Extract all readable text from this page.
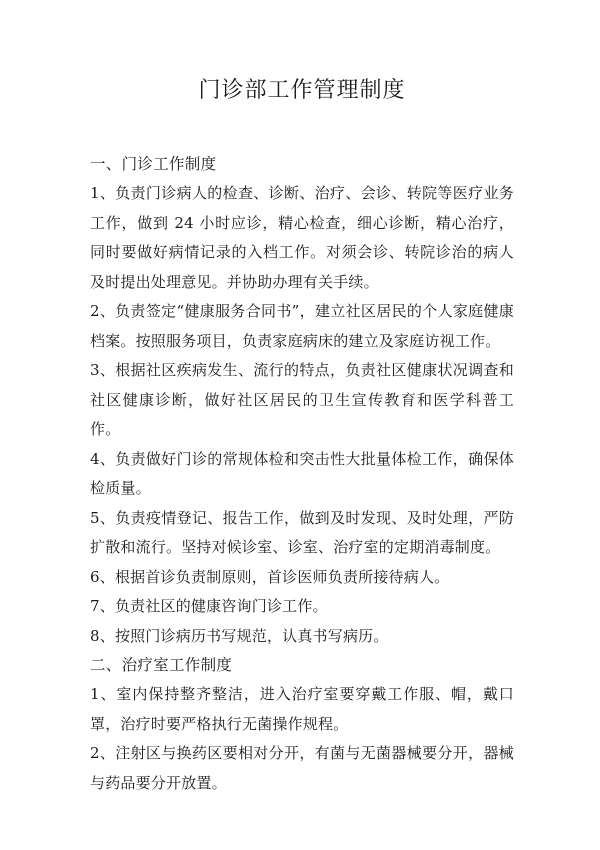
门诊部工作管理制度
一、门诊工作制度

1、负责门诊病人的检查、诊断、治疗、会诊、转院等医疗业务工作，做到 24 小时应诊，精心检查，细心诊断，精心治疗，同时要做好病情记录的入档工作。对须会诊、转院诊治的病人及时提出处理意见。并协助办理有关手续。

2、负责签定“健康服务合同书”，建立社区居民的个人家庭健康档案。按照服务项目，负责家庭病床的建立及家庭访视工作。

3、根据社区疾病发生、流行的特点，负责社区健康状况调查和社区健康诊断，做好社区居民的卫生宣传教育和医学科普工作。

4、负责做好门诊的常规体检和突击性大批量体检工作，确保体检质量。

5、负责疫情登记、报告工作，做到及时发现、及时处理，严防扩散和流行。坚持对候诊室、诊室、治疗室的定期消毒制度。

6、根据首诊负责制原则，首诊医师负责所接待病人。

7、负责社区的健康咨询门诊工作。

8、按照门诊病历书写规范，认真书写病历。

二、治疗室工作制度

1、室内保持整齐整洁，进入治疗室要穿戴工作服、帽，戴口罩，治疗时要严格执行无菌操作规程。

2、注射区与换药区要相对分开，有菌与无菌器械要分开，器械与药品要分开放置。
====
▸ **TO BE DONE**
Print the entries above exactly, taking out only the pictures.

▸ **TASK RESPONSE**
Extract all readable text from this page.
门诊部工作管理制度
一、门诊工作制度

1、负责门诊病人的检查、诊断、治疗、会诊、转院等医疗业务工作，做到 24 小时应诊，精心检查，细心诊断，精心治疗，同时要做好病情记录的入档工作。对须会诊、转院诊治的病人及时提出处理意见。并协助办理有关手续。

2、负责签定“健康服务合同书”，建立社区居民的个人家庭健康档案。按照服务项目，负责家庭病床的建立及家庭访视工作。

3、根据社区疾病发生、流行的特点，负责社区健康状况调查和社区健康诊断，做好社区居民的卫生宣传教育和医学科普工作。

4、负责做好门诊的常规体检和突击性大批量体检工作，确保体检质量。

5、负责疫情登记、报告工作，做到及时发现、及时处理，严防扩散和流行。坚持对候诊室、诊室、治疗室的定期消毒制度。

6、根据首诊负责制原则，首诊医师负责所接待病人。

7、负责社区的健康咨询门诊工作。

8、按照门诊病历书写规范，认真书写病历。

二、治疗室工作制度

1、室内保持整齐整洁，进入治疗室要穿戴工作服、帽，戴口罩，治疗时要严格执行无菌操作规程。

2、注射区与换药区要相对分开，有菌与无菌器械要分开，器械与药品要分开放置。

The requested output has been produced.